* begin Supplied material *

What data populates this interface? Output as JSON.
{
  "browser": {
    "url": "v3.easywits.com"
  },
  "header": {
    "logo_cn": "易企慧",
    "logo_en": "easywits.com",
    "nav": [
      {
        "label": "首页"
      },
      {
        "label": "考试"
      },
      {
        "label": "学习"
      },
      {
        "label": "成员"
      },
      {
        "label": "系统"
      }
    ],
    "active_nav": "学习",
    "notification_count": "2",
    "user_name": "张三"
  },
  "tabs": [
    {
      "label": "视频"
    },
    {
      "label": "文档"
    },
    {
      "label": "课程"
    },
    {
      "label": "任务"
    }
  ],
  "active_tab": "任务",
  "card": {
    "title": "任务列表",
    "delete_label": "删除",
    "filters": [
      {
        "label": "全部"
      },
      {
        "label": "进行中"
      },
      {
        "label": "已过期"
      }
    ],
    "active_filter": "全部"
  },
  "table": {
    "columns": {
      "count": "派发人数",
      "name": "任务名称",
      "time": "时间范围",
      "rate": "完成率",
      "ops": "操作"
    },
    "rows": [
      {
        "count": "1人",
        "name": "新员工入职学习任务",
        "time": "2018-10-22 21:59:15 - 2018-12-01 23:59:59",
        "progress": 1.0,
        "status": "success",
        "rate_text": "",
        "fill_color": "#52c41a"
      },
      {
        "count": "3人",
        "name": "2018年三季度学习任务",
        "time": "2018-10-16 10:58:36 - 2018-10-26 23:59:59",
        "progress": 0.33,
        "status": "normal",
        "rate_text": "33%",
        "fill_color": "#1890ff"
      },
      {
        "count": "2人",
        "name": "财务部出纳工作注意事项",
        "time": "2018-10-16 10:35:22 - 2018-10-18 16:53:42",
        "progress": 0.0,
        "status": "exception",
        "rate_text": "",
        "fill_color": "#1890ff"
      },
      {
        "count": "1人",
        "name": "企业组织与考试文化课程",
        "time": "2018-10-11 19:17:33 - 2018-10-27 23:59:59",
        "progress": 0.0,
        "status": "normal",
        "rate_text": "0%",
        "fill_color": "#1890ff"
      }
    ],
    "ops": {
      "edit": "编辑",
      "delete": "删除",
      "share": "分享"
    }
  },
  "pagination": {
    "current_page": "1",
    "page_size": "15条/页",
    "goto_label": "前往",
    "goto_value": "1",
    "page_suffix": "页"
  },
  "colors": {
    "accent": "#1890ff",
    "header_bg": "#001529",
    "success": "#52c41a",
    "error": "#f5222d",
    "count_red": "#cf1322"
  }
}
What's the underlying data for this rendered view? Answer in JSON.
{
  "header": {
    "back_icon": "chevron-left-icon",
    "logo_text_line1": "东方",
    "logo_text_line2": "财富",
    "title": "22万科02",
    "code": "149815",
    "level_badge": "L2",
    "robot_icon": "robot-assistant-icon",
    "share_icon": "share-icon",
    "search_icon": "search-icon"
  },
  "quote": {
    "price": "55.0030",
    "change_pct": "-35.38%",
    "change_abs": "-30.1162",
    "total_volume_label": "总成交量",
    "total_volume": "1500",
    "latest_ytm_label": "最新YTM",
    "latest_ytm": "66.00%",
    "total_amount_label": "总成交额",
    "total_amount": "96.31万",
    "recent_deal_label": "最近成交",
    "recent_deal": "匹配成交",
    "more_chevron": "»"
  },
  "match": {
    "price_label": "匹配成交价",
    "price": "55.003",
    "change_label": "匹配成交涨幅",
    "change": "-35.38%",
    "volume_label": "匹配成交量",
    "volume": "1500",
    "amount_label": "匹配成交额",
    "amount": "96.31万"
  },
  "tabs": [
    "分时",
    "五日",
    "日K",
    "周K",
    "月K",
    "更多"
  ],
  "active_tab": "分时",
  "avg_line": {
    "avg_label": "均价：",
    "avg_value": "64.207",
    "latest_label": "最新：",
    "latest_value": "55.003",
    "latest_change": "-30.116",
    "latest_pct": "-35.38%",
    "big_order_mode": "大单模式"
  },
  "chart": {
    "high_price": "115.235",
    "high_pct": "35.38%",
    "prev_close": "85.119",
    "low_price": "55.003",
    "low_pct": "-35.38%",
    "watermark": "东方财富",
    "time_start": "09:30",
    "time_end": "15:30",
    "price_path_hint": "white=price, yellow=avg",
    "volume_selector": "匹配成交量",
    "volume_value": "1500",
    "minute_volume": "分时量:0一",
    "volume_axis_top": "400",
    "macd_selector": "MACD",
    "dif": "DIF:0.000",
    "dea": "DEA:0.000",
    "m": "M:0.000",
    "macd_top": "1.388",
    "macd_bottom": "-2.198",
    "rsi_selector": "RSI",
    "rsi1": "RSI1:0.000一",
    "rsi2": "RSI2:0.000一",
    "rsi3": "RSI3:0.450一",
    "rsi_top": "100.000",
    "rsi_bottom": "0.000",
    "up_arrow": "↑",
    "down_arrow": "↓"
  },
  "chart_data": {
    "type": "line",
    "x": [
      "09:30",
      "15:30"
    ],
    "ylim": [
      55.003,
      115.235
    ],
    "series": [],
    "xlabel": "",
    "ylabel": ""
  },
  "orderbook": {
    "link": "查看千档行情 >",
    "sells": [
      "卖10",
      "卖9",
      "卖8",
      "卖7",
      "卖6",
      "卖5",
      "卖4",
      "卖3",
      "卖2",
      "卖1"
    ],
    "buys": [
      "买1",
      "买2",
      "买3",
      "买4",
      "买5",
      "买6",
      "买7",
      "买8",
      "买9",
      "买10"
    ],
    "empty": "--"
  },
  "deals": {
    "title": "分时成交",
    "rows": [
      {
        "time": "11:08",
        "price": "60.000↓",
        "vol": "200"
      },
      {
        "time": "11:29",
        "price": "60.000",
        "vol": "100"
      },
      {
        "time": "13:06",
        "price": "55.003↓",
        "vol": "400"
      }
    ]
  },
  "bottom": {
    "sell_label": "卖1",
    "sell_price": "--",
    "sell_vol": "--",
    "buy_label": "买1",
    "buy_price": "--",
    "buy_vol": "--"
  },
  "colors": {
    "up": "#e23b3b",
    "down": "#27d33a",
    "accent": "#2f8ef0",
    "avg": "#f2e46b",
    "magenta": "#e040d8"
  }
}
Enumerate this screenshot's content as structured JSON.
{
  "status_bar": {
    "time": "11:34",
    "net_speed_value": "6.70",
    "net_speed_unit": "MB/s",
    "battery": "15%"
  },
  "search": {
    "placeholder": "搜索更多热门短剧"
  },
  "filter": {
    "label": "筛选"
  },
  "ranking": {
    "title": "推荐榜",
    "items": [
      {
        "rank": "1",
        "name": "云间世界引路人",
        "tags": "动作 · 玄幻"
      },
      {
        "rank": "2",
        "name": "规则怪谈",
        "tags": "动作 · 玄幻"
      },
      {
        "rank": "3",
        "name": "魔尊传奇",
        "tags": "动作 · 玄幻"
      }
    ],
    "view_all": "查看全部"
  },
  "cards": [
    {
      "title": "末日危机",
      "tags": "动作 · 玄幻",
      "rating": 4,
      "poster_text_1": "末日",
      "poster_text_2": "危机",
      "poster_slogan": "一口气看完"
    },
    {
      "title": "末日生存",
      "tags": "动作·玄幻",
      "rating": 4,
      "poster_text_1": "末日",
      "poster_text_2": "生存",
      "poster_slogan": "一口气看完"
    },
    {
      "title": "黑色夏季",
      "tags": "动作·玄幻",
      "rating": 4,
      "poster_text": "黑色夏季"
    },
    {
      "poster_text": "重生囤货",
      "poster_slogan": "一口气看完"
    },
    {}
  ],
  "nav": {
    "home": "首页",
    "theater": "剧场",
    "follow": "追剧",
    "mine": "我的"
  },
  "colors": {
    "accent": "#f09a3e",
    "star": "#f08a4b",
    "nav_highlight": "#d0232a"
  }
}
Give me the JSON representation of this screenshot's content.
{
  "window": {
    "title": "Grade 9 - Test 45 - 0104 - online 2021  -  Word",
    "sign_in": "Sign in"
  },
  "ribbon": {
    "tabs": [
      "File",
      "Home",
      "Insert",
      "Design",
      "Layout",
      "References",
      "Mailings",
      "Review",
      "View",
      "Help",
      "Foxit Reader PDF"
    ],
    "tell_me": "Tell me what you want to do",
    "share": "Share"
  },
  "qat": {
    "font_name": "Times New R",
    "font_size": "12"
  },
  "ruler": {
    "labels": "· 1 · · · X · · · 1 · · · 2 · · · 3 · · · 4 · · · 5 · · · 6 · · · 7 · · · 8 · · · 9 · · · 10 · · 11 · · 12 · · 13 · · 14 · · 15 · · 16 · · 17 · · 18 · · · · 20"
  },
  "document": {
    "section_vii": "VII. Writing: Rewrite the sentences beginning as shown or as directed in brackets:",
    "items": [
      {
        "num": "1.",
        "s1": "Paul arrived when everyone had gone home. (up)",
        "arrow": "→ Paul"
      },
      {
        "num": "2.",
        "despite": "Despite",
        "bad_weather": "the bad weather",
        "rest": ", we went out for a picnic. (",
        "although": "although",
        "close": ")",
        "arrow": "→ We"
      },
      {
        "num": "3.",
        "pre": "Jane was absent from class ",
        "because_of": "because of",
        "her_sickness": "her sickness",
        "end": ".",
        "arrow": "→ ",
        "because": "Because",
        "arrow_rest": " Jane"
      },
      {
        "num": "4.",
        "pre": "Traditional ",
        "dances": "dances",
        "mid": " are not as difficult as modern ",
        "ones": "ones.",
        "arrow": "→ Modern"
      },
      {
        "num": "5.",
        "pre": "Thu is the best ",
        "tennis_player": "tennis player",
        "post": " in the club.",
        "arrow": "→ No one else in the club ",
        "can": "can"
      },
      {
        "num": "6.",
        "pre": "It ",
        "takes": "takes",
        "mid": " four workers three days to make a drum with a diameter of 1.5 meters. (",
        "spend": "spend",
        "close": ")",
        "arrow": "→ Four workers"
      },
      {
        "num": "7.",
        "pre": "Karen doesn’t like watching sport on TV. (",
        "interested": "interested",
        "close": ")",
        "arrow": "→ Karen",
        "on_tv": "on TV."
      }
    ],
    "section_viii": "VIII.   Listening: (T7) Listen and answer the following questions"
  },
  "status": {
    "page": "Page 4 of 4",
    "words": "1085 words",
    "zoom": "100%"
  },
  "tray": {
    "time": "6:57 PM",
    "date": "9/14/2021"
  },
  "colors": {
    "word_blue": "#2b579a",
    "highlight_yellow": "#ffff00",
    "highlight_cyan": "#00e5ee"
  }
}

* end Supplied material *

• Exercise task: Return each line among the entries that holds the word "progress".

• Response to the exercise:
        "progress": 1.0,
        "progress": 0.33,
        "progress": 0.0,
        "progress": 0.0,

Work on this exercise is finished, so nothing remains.